* [Written request]: Return each line containing "with".

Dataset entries
++++++++++++++++++++

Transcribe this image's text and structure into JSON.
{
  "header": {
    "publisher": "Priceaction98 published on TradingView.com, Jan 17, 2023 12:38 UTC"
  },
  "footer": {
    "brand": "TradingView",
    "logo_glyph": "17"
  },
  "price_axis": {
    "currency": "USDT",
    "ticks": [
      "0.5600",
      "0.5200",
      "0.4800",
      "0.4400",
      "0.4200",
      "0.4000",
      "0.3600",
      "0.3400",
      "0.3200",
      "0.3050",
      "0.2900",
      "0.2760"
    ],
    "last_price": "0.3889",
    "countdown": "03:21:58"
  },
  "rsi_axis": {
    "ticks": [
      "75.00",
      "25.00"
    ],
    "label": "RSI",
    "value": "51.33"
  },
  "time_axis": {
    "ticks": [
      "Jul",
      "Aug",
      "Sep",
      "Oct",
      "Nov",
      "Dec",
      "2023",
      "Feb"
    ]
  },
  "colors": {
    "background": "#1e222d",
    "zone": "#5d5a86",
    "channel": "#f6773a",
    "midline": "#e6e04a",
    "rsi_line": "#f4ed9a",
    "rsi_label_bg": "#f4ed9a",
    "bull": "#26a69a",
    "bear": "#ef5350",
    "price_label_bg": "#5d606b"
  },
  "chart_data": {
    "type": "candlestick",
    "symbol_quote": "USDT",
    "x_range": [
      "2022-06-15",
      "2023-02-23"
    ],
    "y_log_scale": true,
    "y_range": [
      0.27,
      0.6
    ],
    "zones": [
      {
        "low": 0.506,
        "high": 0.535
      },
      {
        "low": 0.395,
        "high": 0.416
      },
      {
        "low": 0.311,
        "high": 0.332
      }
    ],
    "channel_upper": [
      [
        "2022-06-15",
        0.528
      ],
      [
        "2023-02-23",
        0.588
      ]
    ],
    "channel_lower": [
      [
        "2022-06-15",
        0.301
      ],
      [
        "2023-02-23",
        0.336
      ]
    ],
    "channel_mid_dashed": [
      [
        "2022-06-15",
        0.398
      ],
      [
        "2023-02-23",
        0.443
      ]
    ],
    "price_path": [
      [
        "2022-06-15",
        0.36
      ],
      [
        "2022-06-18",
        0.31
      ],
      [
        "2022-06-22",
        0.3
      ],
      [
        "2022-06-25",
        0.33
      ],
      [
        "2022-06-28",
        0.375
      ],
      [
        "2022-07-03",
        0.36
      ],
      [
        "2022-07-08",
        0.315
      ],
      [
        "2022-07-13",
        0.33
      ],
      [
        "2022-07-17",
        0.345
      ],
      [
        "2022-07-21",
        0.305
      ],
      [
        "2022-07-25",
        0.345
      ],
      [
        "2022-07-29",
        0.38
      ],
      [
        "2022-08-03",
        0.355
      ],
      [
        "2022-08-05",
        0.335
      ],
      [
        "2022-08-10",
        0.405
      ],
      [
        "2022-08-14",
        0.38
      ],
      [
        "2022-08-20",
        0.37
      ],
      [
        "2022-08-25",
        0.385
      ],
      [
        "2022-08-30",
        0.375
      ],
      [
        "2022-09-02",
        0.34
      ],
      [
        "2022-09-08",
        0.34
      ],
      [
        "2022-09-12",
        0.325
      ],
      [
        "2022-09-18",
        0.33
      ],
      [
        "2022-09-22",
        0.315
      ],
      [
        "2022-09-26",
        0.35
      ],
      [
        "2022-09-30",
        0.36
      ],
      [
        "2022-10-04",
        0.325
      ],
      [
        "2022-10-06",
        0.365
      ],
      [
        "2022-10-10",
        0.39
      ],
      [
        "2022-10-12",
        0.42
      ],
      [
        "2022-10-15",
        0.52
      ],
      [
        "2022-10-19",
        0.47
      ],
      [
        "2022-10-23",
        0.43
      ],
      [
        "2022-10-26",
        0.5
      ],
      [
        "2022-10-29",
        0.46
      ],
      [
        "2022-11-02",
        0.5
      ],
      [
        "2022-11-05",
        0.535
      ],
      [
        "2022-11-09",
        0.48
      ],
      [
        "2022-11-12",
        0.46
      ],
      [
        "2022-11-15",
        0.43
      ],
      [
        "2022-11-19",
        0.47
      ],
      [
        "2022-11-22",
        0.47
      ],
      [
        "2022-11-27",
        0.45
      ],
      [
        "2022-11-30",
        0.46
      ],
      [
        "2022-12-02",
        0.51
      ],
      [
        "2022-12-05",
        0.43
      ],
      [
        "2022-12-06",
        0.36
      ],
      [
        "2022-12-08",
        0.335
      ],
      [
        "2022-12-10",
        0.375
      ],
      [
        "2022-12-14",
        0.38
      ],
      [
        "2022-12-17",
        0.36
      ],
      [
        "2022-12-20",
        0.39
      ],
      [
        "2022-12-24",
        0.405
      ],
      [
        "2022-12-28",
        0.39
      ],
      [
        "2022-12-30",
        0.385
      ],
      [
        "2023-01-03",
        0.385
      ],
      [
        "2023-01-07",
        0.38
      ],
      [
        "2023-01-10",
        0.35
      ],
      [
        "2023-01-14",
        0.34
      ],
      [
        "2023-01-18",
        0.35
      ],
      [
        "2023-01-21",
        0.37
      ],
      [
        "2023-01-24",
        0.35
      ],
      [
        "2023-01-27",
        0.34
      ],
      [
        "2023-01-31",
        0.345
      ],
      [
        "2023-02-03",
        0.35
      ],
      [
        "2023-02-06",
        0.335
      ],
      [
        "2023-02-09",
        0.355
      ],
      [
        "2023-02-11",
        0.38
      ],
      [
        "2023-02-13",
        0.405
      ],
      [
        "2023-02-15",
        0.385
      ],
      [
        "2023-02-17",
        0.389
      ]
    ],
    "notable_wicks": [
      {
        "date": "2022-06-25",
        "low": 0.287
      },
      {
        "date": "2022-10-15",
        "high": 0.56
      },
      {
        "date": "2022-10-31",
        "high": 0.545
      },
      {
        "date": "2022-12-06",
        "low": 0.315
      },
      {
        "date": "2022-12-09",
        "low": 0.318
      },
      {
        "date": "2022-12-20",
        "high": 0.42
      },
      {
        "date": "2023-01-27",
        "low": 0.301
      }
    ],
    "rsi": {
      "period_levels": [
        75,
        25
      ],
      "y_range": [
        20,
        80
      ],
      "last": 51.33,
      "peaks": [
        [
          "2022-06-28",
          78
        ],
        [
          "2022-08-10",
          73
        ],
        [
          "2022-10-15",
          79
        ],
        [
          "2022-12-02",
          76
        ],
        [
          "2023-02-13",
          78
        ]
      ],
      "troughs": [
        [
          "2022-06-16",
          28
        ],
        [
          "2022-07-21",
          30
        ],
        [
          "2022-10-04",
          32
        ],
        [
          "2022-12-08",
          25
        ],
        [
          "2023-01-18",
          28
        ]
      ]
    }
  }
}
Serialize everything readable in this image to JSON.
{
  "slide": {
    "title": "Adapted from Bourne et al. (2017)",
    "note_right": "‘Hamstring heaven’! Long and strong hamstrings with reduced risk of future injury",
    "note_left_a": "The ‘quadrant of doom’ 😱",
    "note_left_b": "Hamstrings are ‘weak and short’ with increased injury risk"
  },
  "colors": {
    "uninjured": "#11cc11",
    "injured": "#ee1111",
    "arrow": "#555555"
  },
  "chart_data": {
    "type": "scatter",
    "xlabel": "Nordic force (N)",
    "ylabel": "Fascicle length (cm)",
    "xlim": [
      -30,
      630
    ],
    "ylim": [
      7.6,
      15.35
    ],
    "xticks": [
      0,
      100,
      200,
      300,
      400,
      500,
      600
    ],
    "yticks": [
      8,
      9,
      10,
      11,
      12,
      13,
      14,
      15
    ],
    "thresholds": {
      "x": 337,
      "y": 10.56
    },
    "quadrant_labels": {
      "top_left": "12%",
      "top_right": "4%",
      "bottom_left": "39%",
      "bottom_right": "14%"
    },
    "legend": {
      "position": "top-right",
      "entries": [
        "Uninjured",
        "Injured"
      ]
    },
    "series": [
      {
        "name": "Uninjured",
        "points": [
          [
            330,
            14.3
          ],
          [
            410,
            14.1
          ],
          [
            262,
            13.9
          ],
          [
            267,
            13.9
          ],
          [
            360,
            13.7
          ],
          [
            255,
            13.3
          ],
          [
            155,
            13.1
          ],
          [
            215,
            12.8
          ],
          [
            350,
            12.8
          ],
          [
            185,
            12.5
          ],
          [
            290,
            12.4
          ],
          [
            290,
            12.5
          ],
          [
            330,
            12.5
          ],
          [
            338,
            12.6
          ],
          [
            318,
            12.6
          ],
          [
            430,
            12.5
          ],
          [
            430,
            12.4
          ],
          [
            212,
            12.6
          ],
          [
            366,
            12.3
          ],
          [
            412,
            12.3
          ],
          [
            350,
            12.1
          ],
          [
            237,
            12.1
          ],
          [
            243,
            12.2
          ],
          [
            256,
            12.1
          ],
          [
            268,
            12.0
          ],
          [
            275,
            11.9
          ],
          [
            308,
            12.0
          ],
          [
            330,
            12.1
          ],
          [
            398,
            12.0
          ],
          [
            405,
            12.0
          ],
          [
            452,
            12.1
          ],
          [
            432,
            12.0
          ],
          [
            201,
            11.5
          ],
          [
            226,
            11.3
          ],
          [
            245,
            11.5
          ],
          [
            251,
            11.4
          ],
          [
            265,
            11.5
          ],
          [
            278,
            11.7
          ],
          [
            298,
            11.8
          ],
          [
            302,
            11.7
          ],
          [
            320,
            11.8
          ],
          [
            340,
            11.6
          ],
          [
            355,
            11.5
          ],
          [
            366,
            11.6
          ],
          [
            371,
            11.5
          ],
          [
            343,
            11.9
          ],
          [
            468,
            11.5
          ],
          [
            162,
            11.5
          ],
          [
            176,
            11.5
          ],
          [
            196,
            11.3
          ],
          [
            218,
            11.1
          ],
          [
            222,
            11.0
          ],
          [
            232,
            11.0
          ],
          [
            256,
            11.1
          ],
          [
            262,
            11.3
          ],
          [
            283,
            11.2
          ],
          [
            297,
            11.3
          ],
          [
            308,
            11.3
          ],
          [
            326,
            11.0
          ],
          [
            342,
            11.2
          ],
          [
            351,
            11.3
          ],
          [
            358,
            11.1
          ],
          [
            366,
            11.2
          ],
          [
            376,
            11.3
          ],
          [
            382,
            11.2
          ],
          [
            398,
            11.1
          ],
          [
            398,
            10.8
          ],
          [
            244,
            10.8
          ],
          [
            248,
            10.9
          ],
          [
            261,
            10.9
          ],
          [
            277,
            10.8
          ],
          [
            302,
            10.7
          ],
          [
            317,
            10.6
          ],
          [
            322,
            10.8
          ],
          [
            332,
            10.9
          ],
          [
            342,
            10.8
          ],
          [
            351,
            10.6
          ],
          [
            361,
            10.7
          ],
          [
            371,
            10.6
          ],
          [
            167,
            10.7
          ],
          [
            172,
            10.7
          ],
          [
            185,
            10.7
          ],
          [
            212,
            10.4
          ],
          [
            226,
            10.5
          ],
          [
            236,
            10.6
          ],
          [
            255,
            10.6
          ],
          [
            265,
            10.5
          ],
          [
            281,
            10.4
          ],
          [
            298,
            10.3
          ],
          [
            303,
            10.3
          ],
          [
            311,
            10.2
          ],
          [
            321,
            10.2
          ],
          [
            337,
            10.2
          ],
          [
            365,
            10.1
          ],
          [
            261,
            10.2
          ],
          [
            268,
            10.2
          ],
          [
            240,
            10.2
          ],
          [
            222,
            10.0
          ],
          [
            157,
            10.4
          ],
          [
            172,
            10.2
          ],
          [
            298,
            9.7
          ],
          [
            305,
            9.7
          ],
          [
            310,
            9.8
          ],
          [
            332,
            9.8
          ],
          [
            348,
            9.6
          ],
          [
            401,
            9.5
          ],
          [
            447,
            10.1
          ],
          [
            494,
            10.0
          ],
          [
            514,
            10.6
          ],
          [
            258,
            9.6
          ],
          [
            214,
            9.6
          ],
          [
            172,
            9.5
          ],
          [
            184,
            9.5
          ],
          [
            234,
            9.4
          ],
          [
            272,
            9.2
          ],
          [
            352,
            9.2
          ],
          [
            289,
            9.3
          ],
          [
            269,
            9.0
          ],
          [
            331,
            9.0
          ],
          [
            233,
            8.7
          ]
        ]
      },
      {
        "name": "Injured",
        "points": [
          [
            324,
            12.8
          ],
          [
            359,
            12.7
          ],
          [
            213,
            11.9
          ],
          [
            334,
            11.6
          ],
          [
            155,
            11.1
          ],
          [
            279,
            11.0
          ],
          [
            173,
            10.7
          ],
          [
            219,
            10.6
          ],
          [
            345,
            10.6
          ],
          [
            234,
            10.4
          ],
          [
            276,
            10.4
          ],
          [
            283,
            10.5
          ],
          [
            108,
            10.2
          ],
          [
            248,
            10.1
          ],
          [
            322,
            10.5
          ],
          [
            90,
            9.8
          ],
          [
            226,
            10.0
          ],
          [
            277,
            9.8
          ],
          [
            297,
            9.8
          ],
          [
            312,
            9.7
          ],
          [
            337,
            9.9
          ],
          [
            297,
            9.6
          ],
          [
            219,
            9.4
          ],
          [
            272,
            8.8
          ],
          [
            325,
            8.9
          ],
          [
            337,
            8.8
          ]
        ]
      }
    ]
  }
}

++++++++++++++++++++

* [Task response]:
    "note_right": "‘Hamstring heaven’! Long and strong hamstrings with reduced risk of future injury",
    "note_left_b": "Hamstrings are ‘weak and short’ with increased injury risk"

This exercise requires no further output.